Task requirements:
Pick out every line that holds the string "structured" and copy it.
○ ○ ○ ○ ○
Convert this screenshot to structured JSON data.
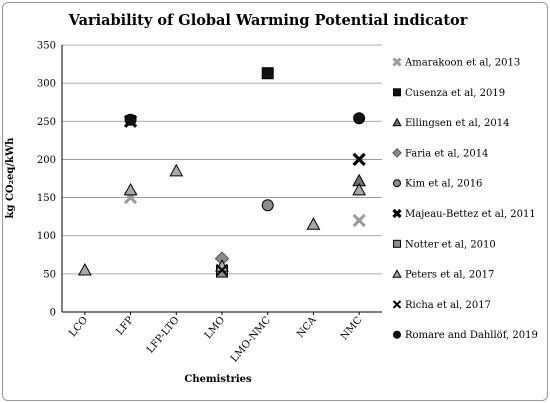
{
  "chart_data": {
    "type": "scatter",
    "title": "Variability of Global Warming Potential indicator",
    "xlabel": "Chemistries",
    "ylabel": "kg CO₂eq/kWh",
    "ylim": [
      0,
      350
    ],
    "yticks": [
      0,
      50,
      100,
      150,
      200,
      250,
      300,
      350
    ],
    "categories": [
      "LCO",
      "LFP",
      "LFP-LTO",
      "LMO",
      "LMO-NMC",
      "NCA",
      "NMC"
    ],
    "grid": true,
    "legend_position": "right",
    "series": [
      {
        "name": "Amarakoon et al, 2013",
        "marker": "cross-thick",
        "color": "#9a9a9a",
        "points": [
          {
            "x": "LFP",
            "y": 150
          },
          {
            "x": "NMC",
            "y": 120
          }
        ]
      },
      {
        "name": "Cusenza et al, 2019",
        "marker": "square",
        "color": "#111111",
        "points": [
          {
            "x": "LMO-NMC",
            "y": 313
          }
        ]
      },
      {
        "name": "Ellingsen et al, 2014",
        "marker": "triangle",
        "color": "#707070",
        "points": [
          {
            "x": "NMC",
            "y": 172
          }
        ]
      },
      {
        "name": "Faria et al, 2014",
        "marker": "diamond",
        "color": "#8a8a8a",
        "points": [
          {
            "x": "LMO",
            "y": 70
          }
        ]
      },
      {
        "name": "Kim et al, 2016",
        "marker": "circle",
        "color": "#8c8c8c",
        "points": [
          {
            "x": "LMO-NMC",
            "y": 140
          }
        ]
      },
      {
        "name": "Majeau-Bettez et al, 2011",
        "marker": "x-thick",
        "color": "#000000",
        "points": [
          {
            "x": "LFP",
            "y": 250
          },
          {
            "x": "NMC",
            "y": 200
          }
        ]
      },
      {
        "name": "Notter et al, 2010",
        "marker": "square",
        "color": "#8c8c8c",
        "points": [
          {
            "x": "LMO",
            "y": 53
          }
        ]
      },
      {
        "name": "Peters et al, 2017",
        "marker": "triangle",
        "color": "#a8a8a8",
        "points": [
          {
            "x": "LCO",
            "y": 55
          },
          {
            "x": "LFP",
            "y": 160
          },
          {
            "x": "LFP-LTO",
            "y": 185
          },
          {
            "x": "LMO",
            "y": 60
          },
          {
            "x": "NCA",
            "y": 115
          },
          {
            "x": "NMC",
            "y": 160
          }
        ]
      },
      {
        "name": "Richa et al, 2017",
        "marker": "x-thin",
        "color": "#000000",
        "points": [
          {
            "x": "LMO",
            "y": 55
          },
          {
            "x": "NMC",
            "y": 200
          }
        ]
      },
      {
        "name": "Romare and Dahllöf, 2019",
        "marker": "circle",
        "color": "#111111",
        "points": [
          {
            "x": "LFP",
            "y": 252
          },
          {
            "x": "NMC",
            "y": 254
          }
        ]
      }
    ]
  }
}
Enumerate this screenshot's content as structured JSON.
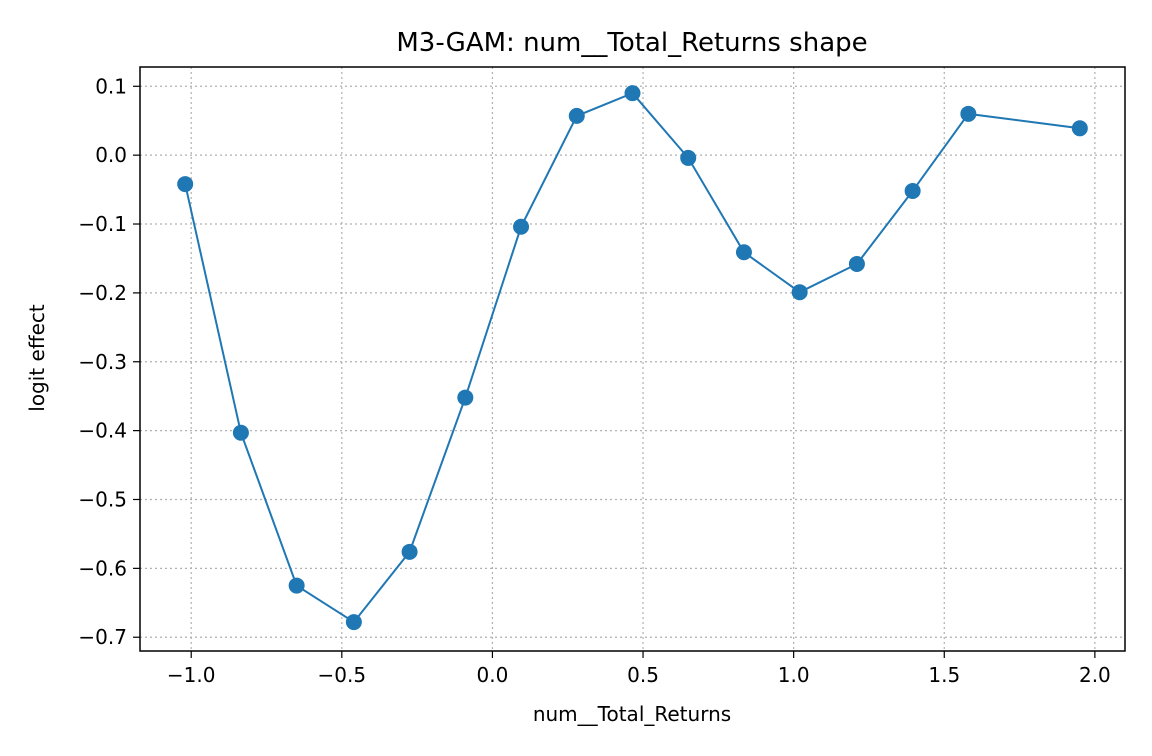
{
  "chart_data": {
    "type": "line",
    "title": "M3-GAM: num__Total_Returns shape",
    "xlabel": "num__Total_Returns",
    "ylabel": "logit effect",
    "xlim": [
      -1.17,
      2.1
    ],
    "ylim": [
      -0.72,
      0.128
    ],
    "xticks": [
      {
        "value": -1.0,
        "label": "−1.0"
      },
      {
        "value": -0.5,
        "label": "−0.5"
      },
      {
        "value": 0.0,
        "label": "0.0"
      },
      {
        "value": 0.5,
        "label": "0.5"
      },
      {
        "value": 1.0,
        "label": "1.0"
      },
      {
        "value": 1.5,
        "label": "1.5"
      },
      {
        "value": 2.0,
        "label": "2.0"
      }
    ],
    "yticks": [
      {
        "value": 0.1,
        "label": "0.1"
      },
      {
        "value": 0.0,
        "label": "0.0"
      },
      {
        "value": -0.1,
        "label": "−0.1"
      },
      {
        "value": -0.2,
        "label": "−0.2"
      },
      {
        "value": -0.3,
        "label": "−0.3"
      },
      {
        "value": -0.4,
        "label": "−0.4"
      },
      {
        "value": -0.5,
        "label": "−0.5"
      },
      {
        "value": -0.6,
        "label": "−0.6"
      },
      {
        "value": -0.7,
        "label": "−0.7"
      }
    ],
    "grid": true,
    "series": [
      {
        "color": "#1f77b4",
        "marker": "circle",
        "x": [
          -1.02,
          -0.835,
          -0.65,
          -0.46,
          -0.275,
          -0.09,
          0.095,
          0.28,
          0.465,
          0.65,
          0.835,
          1.02,
          1.21,
          1.395,
          1.58,
          1.95
        ],
        "y": [
          -0.042,
          -0.403,
          -0.625,
          -0.678,
          -0.576,
          -0.352,
          -0.104,
          0.057,
          0.09,
          -0.004,
          -0.141,
          -0.199,
          -0.158,
          -0.052,
          0.06,
          0.039
        ]
      }
    ]
  }
}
○ ○ ○ ○ ○
Result:
Convert this screenshot to structured JSON data.
Enumerate this screenshot's content as structured JSON.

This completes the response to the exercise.